- _WORK TO DO_
Copy out every line of the listing below without any change, and leave the pictures out of your copy.
* Start DATA RECORDS *
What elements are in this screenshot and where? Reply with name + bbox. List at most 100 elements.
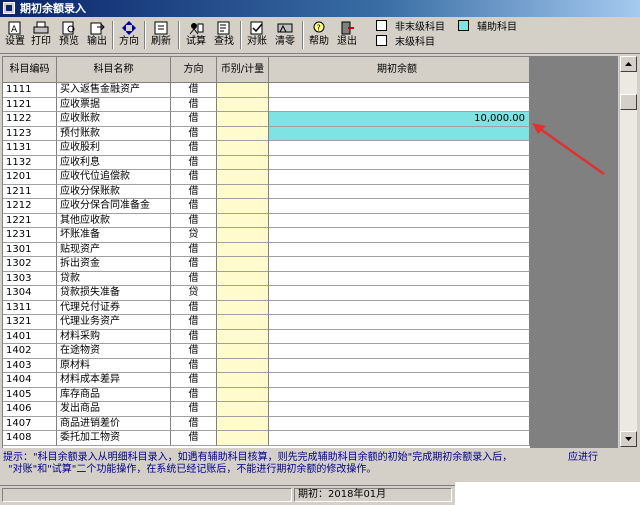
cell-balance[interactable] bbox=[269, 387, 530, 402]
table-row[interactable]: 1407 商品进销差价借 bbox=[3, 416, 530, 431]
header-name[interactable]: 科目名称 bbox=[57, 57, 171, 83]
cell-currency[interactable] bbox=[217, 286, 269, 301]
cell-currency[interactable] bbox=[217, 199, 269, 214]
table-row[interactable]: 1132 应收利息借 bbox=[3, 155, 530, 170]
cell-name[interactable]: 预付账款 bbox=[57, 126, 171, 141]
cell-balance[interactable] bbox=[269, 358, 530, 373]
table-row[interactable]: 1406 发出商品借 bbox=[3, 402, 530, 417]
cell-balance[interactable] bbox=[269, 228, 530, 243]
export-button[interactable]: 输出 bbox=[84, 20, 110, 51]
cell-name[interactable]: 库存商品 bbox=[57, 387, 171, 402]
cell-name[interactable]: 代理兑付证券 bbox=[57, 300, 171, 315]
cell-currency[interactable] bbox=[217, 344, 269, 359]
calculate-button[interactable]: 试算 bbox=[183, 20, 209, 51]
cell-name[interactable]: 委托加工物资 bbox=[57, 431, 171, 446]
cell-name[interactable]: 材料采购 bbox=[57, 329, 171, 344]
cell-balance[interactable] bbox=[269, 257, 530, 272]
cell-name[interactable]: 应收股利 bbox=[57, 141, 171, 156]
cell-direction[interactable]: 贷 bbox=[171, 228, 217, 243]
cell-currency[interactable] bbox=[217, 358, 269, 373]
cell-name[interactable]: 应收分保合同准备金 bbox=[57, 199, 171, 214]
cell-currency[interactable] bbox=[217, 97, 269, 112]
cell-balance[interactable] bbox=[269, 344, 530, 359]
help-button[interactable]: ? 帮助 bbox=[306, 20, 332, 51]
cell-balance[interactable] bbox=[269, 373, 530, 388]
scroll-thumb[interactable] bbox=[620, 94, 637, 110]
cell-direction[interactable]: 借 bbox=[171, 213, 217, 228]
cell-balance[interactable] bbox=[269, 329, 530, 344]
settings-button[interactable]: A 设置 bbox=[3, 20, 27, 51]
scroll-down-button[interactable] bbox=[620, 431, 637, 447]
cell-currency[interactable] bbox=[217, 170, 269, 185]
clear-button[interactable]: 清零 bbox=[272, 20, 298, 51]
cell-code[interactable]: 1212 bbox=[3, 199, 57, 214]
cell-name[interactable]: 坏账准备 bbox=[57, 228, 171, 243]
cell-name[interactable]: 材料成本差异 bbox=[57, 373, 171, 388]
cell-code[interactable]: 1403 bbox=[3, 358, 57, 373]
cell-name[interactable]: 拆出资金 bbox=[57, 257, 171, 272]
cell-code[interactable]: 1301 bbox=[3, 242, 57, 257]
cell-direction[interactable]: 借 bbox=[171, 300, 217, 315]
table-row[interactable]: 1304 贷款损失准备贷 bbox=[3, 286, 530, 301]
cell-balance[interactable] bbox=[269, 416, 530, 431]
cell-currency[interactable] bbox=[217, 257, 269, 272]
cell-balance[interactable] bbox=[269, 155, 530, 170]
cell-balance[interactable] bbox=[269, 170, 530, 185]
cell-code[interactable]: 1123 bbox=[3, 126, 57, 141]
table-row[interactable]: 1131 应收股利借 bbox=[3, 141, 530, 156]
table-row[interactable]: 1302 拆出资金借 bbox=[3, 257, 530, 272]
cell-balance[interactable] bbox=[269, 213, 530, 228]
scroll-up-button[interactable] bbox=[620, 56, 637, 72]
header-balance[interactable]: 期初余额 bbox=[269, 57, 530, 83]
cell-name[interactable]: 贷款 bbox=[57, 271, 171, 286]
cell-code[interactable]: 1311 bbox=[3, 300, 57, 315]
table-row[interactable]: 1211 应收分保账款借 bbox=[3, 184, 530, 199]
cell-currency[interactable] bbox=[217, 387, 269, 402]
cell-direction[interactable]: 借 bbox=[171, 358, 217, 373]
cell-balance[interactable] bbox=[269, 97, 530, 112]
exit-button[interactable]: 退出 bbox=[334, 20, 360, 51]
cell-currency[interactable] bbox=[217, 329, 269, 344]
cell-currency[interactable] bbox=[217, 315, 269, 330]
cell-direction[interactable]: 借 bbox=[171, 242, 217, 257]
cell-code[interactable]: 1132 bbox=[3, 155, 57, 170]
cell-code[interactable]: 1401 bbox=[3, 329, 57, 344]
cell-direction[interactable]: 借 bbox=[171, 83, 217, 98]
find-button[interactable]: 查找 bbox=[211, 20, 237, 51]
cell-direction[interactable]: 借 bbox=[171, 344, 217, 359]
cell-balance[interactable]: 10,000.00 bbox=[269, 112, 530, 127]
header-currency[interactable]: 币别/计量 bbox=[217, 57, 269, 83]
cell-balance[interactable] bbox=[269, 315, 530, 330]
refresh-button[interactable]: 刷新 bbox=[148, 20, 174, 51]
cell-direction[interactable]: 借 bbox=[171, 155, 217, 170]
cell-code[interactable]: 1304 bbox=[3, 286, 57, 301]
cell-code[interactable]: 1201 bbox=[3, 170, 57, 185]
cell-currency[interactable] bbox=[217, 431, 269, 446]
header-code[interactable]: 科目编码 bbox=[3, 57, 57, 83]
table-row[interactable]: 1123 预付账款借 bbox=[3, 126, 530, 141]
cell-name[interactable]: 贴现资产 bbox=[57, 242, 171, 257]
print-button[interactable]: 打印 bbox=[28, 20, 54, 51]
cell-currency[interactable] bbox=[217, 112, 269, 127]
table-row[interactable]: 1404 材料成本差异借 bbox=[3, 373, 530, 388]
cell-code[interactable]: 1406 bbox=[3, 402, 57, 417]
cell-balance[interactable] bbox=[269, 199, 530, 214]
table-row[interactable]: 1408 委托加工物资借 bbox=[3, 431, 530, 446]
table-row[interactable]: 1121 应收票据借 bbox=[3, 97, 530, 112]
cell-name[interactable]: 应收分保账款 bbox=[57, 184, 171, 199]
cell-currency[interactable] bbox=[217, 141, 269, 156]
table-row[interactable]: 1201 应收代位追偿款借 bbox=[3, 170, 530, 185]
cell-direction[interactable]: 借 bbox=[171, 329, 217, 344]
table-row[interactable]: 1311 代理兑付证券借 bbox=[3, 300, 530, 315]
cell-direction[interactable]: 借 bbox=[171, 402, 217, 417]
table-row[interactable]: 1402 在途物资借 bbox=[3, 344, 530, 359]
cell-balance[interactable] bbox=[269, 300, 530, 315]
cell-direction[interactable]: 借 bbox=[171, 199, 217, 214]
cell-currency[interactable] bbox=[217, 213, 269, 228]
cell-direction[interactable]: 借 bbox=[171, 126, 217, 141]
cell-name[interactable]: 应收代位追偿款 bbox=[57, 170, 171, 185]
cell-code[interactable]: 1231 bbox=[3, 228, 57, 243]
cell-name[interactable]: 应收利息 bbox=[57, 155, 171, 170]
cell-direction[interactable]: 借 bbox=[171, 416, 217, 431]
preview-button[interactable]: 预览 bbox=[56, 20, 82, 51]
* End DATA RECORDS *
- _FULL SOLUTION_
What elements are in this screenshot and where? Reply with name + bbox. List at most 100 elements.
cell-balance[interactable] bbox=[269, 387, 530, 402]
table-row[interactable]: 1407 商品进销差价借 bbox=[3, 416, 530, 431]
header-name[interactable]: 科目名称 bbox=[57, 57, 171, 83]
cell-currency[interactable] bbox=[217, 286, 269, 301]
cell-currency[interactable] bbox=[217, 199, 269, 214]
table-row[interactable]: 1132 应收利息借 bbox=[3, 155, 530, 170]
cell-name[interactable]: 预付账款 bbox=[57, 126, 171, 141]
cell-balance[interactable] bbox=[269, 358, 530, 373]
table-row[interactable]: 1406 发出商品借 bbox=[3, 402, 530, 417]
cell-balance[interactable] bbox=[269, 228, 530, 243]
export-button[interactable]: 输出 bbox=[84, 20, 110, 51]
cell-name[interactable]: 库存商品 bbox=[57, 387, 171, 402]
cell-name[interactable]: 代理兑付证券 bbox=[57, 300, 171, 315]
cell-currency[interactable] bbox=[217, 344, 269, 359]
calculate-button[interactable]: 试算 bbox=[183, 20, 209, 51]
cell-name[interactable]: 委托加工物资 bbox=[57, 431, 171, 446]
cell-name[interactable]: 材料采购 bbox=[57, 329, 171, 344]
cell-balance[interactable] bbox=[269, 257, 530, 272]
cell-name[interactable]: 应收股利 bbox=[57, 141, 171, 156]
cell-direction[interactable]: 贷 bbox=[171, 228, 217, 243]
cell-currency[interactable] bbox=[217, 358, 269, 373]
cell-name[interactable]: 应收分保合同准备金 bbox=[57, 199, 171, 214]
cell-currency[interactable] bbox=[217, 97, 269, 112]
cell-balance[interactable] bbox=[269, 344, 530, 359]
help-button[interactable]: ? 帮助 bbox=[306, 20, 332, 51]
cell-balance[interactable] bbox=[269, 373, 530, 388]
scroll-thumb[interactable] bbox=[620, 94, 637, 110]
cell-direction[interactable]: 借 bbox=[171, 213, 217, 228]
cell-balance[interactable] bbox=[269, 329, 530, 344]
settings-button[interactable]: A 设置 bbox=[3, 20, 27, 51]
scroll-down-button[interactable] bbox=[620, 431, 637, 447]
cell-currency[interactable] bbox=[217, 170, 269, 185]
clear-button[interactable]: 清零 bbox=[272, 20, 298, 51]
cell-code[interactable]: 1212 bbox=[3, 199, 57, 214]
cell-name[interactable]: 坏账准备 bbox=[57, 228, 171, 243]
cell-name[interactable]: 材料成本差异 bbox=[57, 373, 171, 388]
cell-code[interactable]: 1403 bbox=[3, 358, 57, 373]
cell-name[interactable]: 拆出资金 bbox=[57, 257, 171, 272]
cell-code[interactable]: 1301 bbox=[3, 242, 57, 257]
cell-direction[interactable]: 借 bbox=[171, 300, 217, 315]
table-row[interactable]: 1304 贷款损失准备贷 bbox=[3, 286, 530, 301]
cell-balance[interactable] bbox=[269, 416, 530, 431]
cell-currency[interactable] bbox=[217, 257, 269, 272]
cell-balance[interactable] bbox=[269, 155, 530, 170]
cell-balance[interactable] bbox=[269, 170, 530, 185]
cell-code[interactable]: 1123 bbox=[3, 126, 57, 141]
table-row[interactable]: 1131 应收股利借 bbox=[3, 141, 530, 156]
table-row[interactable]: 1302 拆出资金借 bbox=[3, 257, 530, 272]
cell-balance[interactable] bbox=[269, 213, 530, 228]
scroll-up-button[interactable] bbox=[620, 56, 637, 72]
header-balance[interactable]: 期初余额 bbox=[269, 57, 530, 83]
cell-name[interactable]: 贷款 bbox=[57, 271, 171, 286]
cell-code[interactable]: 1311 bbox=[3, 300, 57, 315]
table-row[interactable]: 1211 应收分保账款借 bbox=[3, 184, 530, 199]
cell-currency[interactable] bbox=[217, 387, 269, 402]
cell-direction[interactable]: 借 bbox=[171, 358, 217, 373]
cell-balance[interactable] bbox=[269, 97, 530, 112]
exit-button[interactable]: 退出 bbox=[334, 20, 360, 51]
cell-currency[interactable] bbox=[217, 329, 269, 344]
cell-currency[interactable] bbox=[217, 315, 269, 330]
cell-direction[interactable]: 借 bbox=[171, 242, 217, 257]
cell-code[interactable]: 1132 bbox=[3, 155, 57, 170]
cell-code[interactable]: 1401 bbox=[3, 329, 57, 344]
cell-direction[interactable]: 借 bbox=[171, 83, 217, 98]
find-button[interactable]: 查找 bbox=[211, 20, 237, 51]
cell-direction[interactable]: 借 bbox=[171, 344, 217, 359]
cell-balance[interactable]: 10,000.00 bbox=[269, 112, 530, 127]
header-currency[interactable]: 币别/计量 bbox=[217, 57, 269, 83]
cell-balance[interactable] bbox=[269, 315, 530, 330]
refresh-button[interactable]: 刷新 bbox=[148, 20, 174, 51]
cell-direction[interactable]: 借 bbox=[171, 155, 217, 170]
cell-code[interactable]: 1304 bbox=[3, 286, 57, 301]
cell-code[interactable]: 1201 bbox=[3, 170, 57, 185]
cell-currency[interactable] bbox=[217, 431, 269, 446]
header-code[interactable]: 科目编码 bbox=[3, 57, 57, 83]
table-row[interactable]: 1123 预付账款借 bbox=[3, 126, 530, 141]
cell-name[interactable]: 贴现资产 bbox=[57, 242, 171, 257]
print-button[interactable]: 打印 bbox=[28, 20, 54, 51]
cell-currency[interactable] bbox=[217, 112, 269, 127]
table-row[interactable]: 1404 材料成本差异借 bbox=[3, 373, 530, 388]
cell-code[interactable]: 1406 bbox=[3, 402, 57, 417]
cell-balance[interactable] bbox=[269, 199, 530, 214]
table-row[interactable]: 1408 委托加工物资借 bbox=[3, 431, 530, 446]
table-row[interactable]: 1121 应收票据借 bbox=[3, 97, 530, 112]
cell-name[interactable]: 应收分保账款 bbox=[57, 184, 171, 199]
cell-currency[interactable] bbox=[217, 141, 269, 156]
table-row[interactable]: 1201 应收代位追偿款借 bbox=[3, 170, 530, 185]
cell-direction[interactable]: 借 bbox=[171, 329, 217, 344]
table-row[interactable]: 1311 代理兑付证券借 bbox=[3, 300, 530, 315]
cell-direction[interactable]: 借 bbox=[171, 402, 217, 417]
table-row[interactable]: 1402 在途物资借 bbox=[3, 344, 530, 359]
cell-balance[interactable] bbox=[269, 300, 530, 315]
cell-direction[interactable]: 借 bbox=[171, 199, 217, 214]
cell-currency[interactable] bbox=[217, 213, 269, 228]
cell-direction[interactable]: 借 bbox=[171, 126, 217, 141]
cell-name[interactable]: 应收代位追偿款 bbox=[57, 170, 171, 185]
cell-code[interactable]: 1231 bbox=[3, 228, 57, 243]
cell-name[interactable]: 应收利息 bbox=[57, 155, 171, 170]
cell-direction[interactable]: 借 bbox=[171, 416, 217, 431]
preview-button[interactable]: 预览 bbox=[56, 20, 82, 51]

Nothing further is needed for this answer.